_WHAT THIS TASK INVOLVES:_ All of the lines below are to be printed again exactly; images are excluded from the output.

Dataset items:
[Begin]
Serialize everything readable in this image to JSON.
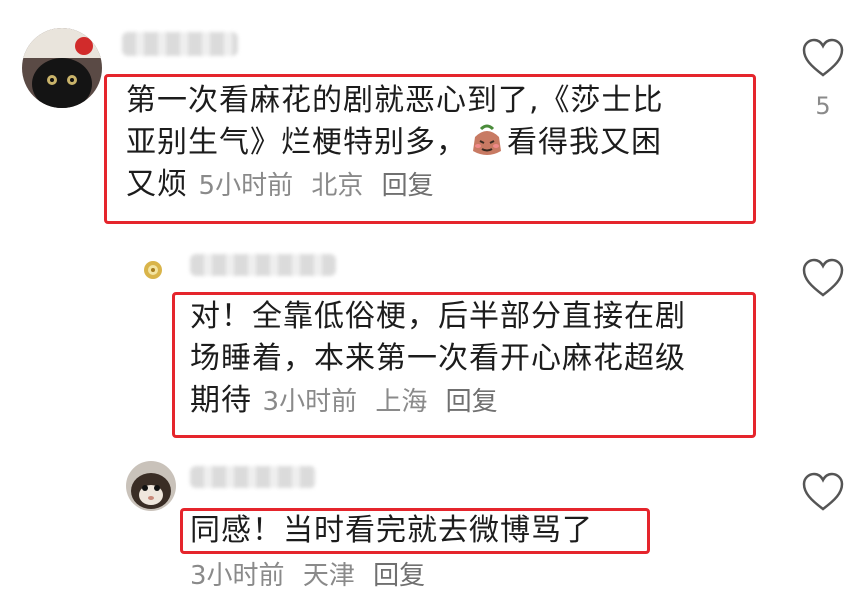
{
  "comments": [
    {
      "text_line1": "第一次看麻花的剧就恶心到了,《莎士比",
      "text_line2": "亚别生气》烂梗特别多，",
      "text_line2b": "看得我又困",
      "text_line3": "又烦",
      "time": "5小时前",
      "location": "北京",
      "reply_label": "回复",
      "like_count": "5",
      "emoji_icon": "sweaty-face-emoji"
    },
    {
      "text_line1": "对！全靠低俗梗，后半部分直接在剧",
      "text_line2": "场睡着，本来第一次看开心麻花超级",
      "text_line3": "期待",
      "time": "3小时前",
      "location": "上海",
      "reply_label": "回复"
    },
    {
      "text_line1": "同感！当时看完就去微博骂了",
      "time": "3小时前",
      "location": "天津",
      "reply_label": "回复"
    }
  ],
  "colors": {
    "highlight_box": "#e5252c",
    "meta_text": "#8a8a8a",
    "body_text": "#1c1c1c"
  },
  "icons": [
    "heart-outline-icon",
    "avatar-cat",
    "avatar-ferret",
    "avatar-small-badge"
  ]
}
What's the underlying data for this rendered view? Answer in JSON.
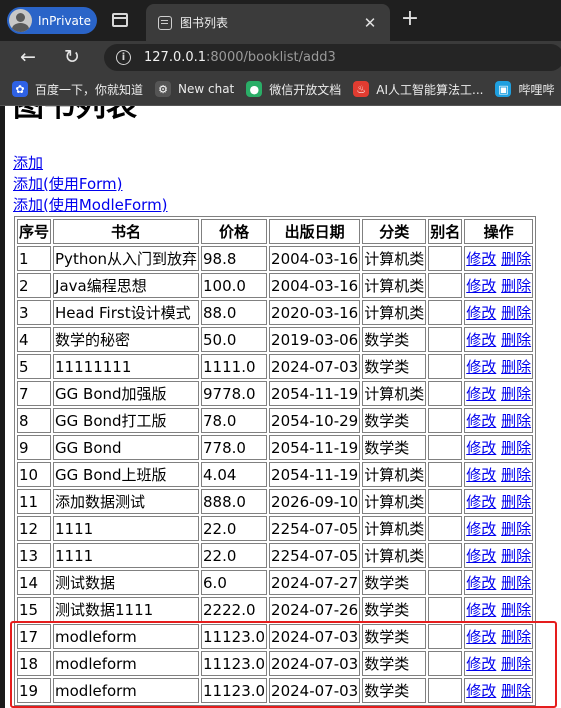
{
  "browser": {
    "profile_label": "InPrivate",
    "tab_title": "图书列表",
    "tab_close": "✕",
    "new_tab": "+",
    "back": "←",
    "reload": "↻",
    "url_host": "127.0.0.1",
    "url_rest": ":8000/booklist/add3"
  },
  "bookmarks": [
    {
      "label": "百度一下，你就知道",
      "icon": "baidu-paw-icon",
      "color": "#2f62e5",
      "glyph": "✿"
    },
    {
      "label": "New chat",
      "icon": "openai-icon",
      "color": "#555555",
      "glyph": "⚙"
    },
    {
      "label": "微信开放文档",
      "icon": "wechat-icon",
      "color": "#2aae67",
      "glyph": "●"
    },
    {
      "label": "AI人工智能算法工...",
      "icon": "flame-icon",
      "color": "#e03c31",
      "glyph": "♨"
    },
    {
      "label": "哔哩哔",
      "icon": "bilibili-icon",
      "color": "#1fa0e0",
      "glyph": "▣"
    }
  ],
  "page": {
    "heading": "图书列表",
    "links": [
      "添加",
      "添加(使用Form)",
      "添加(使用ModleForm)"
    ],
    "headers": [
      "序号",
      "书名",
      "价格",
      "出版日期",
      "分类",
      "别名",
      "操作"
    ],
    "edit_label": "修改",
    "delete_label": "删除",
    "rows": [
      [
        "1",
        "Python从入门到放弃",
        "98.8",
        "2004-03-16",
        "计算机类",
        ""
      ],
      [
        "2",
        "Java编程思想",
        "100.0",
        "2004-03-16",
        "计算机类",
        ""
      ],
      [
        "3",
        "Head First设计模式",
        "88.0",
        "2020-03-16",
        "计算机类",
        ""
      ],
      [
        "4",
        "数学的秘密",
        "50.0",
        "2019-03-06",
        "数学类",
        ""
      ],
      [
        "5",
        "11111111",
        "1111.0",
        "2024-07-03",
        "数学类",
        ""
      ],
      [
        "7",
        "GG Bond加强版",
        "9778.0",
        "2054-11-19",
        "计算机类",
        ""
      ],
      [
        "8",
        "GG Bond打工版",
        "78.0",
        "2054-10-29",
        "数学类",
        ""
      ],
      [
        "9",
        "GG Bond",
        "778.0",
        "2054-11-19",
        "数学类",
        ""
      ],
      [
        "10",
        "GG Bond上班版",
        "4.04",
        "2054-11-19",
        "计算机类",
        ""
      ],
      [
        "11",
        "添加数据测试",
        "888.0",
        "2026-09-10",
        "计算机类",
        ""
      ],
      [
        "12",
        "1111",
        "22.0",
        "2254-07-05",
        "计算机类",
        ""
      ],
      [
        "13",
        "1111",
        "22.0",
        "2254-07-05",
        "计算机类",
        ""
      ],
      [
        "14",
        "测试数据",
        "6.0",
        "2024-07-27",
        "数学类",
        ""
      ],
      [
        "15",
        "测试数据1111",
        "2222.0",
        "2024-07-26",
        "数学类",
        ""
      ],
      [
        "17",
        "modleform",
        "11123.0",
        "2024-07-03",
        "数学类",
        ""
      ],
      [
        "18",
        "modleform",
        "11123.0",
        "2024-07-03",
        "数学类",
        ""
      ],
      [
        "19",
        "modleform",
        "11123.0",
        "2024-07-03",
        "数学类",
        ""
      ]
    ],
    "highlight_color": "#e51d1d"
  }
}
[End]
_SOLUTION TO THIS EXERCISE:_
Serialize everything readable in this image to JSON.
{
  "comments": [
    {
      "text_line1": "第一次看麻花的剧就恶心到了,《莎士比",
      "text_line2": "亚别生气》烂梗特别多，",
      "text_line2b": "看得我又困",
      "text_line3": "又烦",
      "time": "5小时前",
      "location": "北京",
      "reply_label": "回复",
      "like_count": "5",
      "emoji_icon": "sweaty-face-emoji"
    },
    {
      "text_line1": "对！全靠低俗梗，后半部分直接在剧",
      "text_line2": "场睡着，本来第一次看开心麻花超级",
      "text_line3": "期待",
      "time": "3小时前",
      "location": "上海",
      "reply_label": "回复"
    },
    {
      "text_line1": "同感！当时看完就去微博骂了",
      "time": "3小时前",
      "location": "天津",
      "reply_label": "回复"
    }
  ],
  "colors": {
    "highlight_box": "#e5252c",
    "meta_text": "#8a8a8a",
    "body_text": "#1c1c1c"
  },
  "icons": [
    "heart-outline-icon",
    "avatar-cat",
    "avatar-ferret",
    "avatar-small-badge"
  ]
}
What's the underlying data for this rendered view? Answer in JSON.
{
  "browser": {
    "profile_label": "InPrivate",
    "tab_title": "图书列表",
    "tab_close": "✕",
    "new_tab": "+",
    "back": "←",
    "reload": "↻",
    "url_host": "127.0.0.1",
    "url_rest": ":8000/booklist/add3"
  },
  "bookmarks": [
    {
      "label": "百度一下，你就知道",
      "icon": "baidu-paw-icon",
      "color": "#2f62e5",
      "glyph": "✿"
    },
    {
      "label": "New chat",
      "icon": "openai-icon",
      "color": "#555555",
      "glyph": "⚙"
    },
    {
      "label": "微信开放文档",
      "icon": "wechat-icon",
      "color": "#2aae67",
      "glyph": "●"
    },
    {
      "label": "AI人工智能算法工...",
      "icon": "flame-icon",
      "color": "#e03c31",
      "glyph": "♨"
    },
    {
      "label": "哔哩哔",
      "icon": "bilibili-icon",
      "color": "#1fa0e0",
      "glyph": "▣"
    }
  ],
  "page": {
    "heading": "图书列表",
    "links": [
      "添加",
      "添加(使用Form)",
      "添加(使用ModleForm)"
    ],
    "headers": [
      "序号",
      "书名",
      "价格",
      "出版日期",
      "分类",
      "别名",
      "操作"
    ],
    "edit_label": "修改",
    "delete_label": "删除",
    "rows": [
      [
        "1",
        "Python从入门到放弃",
        "98.8",
        "2004-03-16",
        "计算机类",
        ""
      ],
      [
        "2",
        "Java编程思想",
        "100.0",
        "2004-03-16",
        "计算机类",
        ""
      ],
      [
        "3",
        "Head First设计模式",
        "88.0",
        "2020-03-16",
        "计算机类",
        ""
      ],
      [
        "4",
        "数学的秘密",
        "50.0",
        "2019-03-06",
        "数学类",
        ""
      ],
      [
        "5",
        "11111111",
        "1111.0",
        "2024-07-03",
        "数学类",
        ""
      ],
      [
        "7",
        "GG Bond加强版",
        "9778.0",
        "2054-11-19",
        "计算机类",
        ""
      ],
      [
        "8",
        "GG Bond打工版",
        "78.0",
        "2054-10-29",
        "数学类",
        ""
      ],
      [
        "9",
        "GG Bond",
        "778.0",
        "2054-11-19",
        "数学类",
        ""
      ],
      [
        "10",
        "GG Bond上班版",
        "4.04",
        "2054-11-19",
        "计算机类",
        ""
      ],
      [
        "11",
        "添加数据测试",
        "888.0",
        "2026-09-10",
        "计算机类",
        ""
      ],
      [
        "12",
        "1111",
        "22.0",
        "2254-07-05",
        "计算机类",
        ""
      ],
      [
        "13",
        "1111",
        "22.0",
        "2254-07-05",
        "计算机类",
        ""
      ],
      [
        "14",
        "测试数据",
        "6.0",
        "2024-07-27",
        "数学类",
        ""
      ],
      [
        "15",
        "测试数据1111",
        "2222.0",
        "2024-07-26",
        "数学类",
        ""
      ],
      [
        "17",
        "modleform",
        "11123.0",
        "2024-07-03",
        "数学类",
        ""
      ],
      [
        "18",
        "modleform",
        "11123.0",
        "2024-07-03",
        "数学类",
        ""
      ],
      [
        "19",
        "modleform",
        "11123.0",
        "2024-07-03",
        "数学类",
        ""
      ]
    ],
    "highlight_color": "#e51d1d"
  }
}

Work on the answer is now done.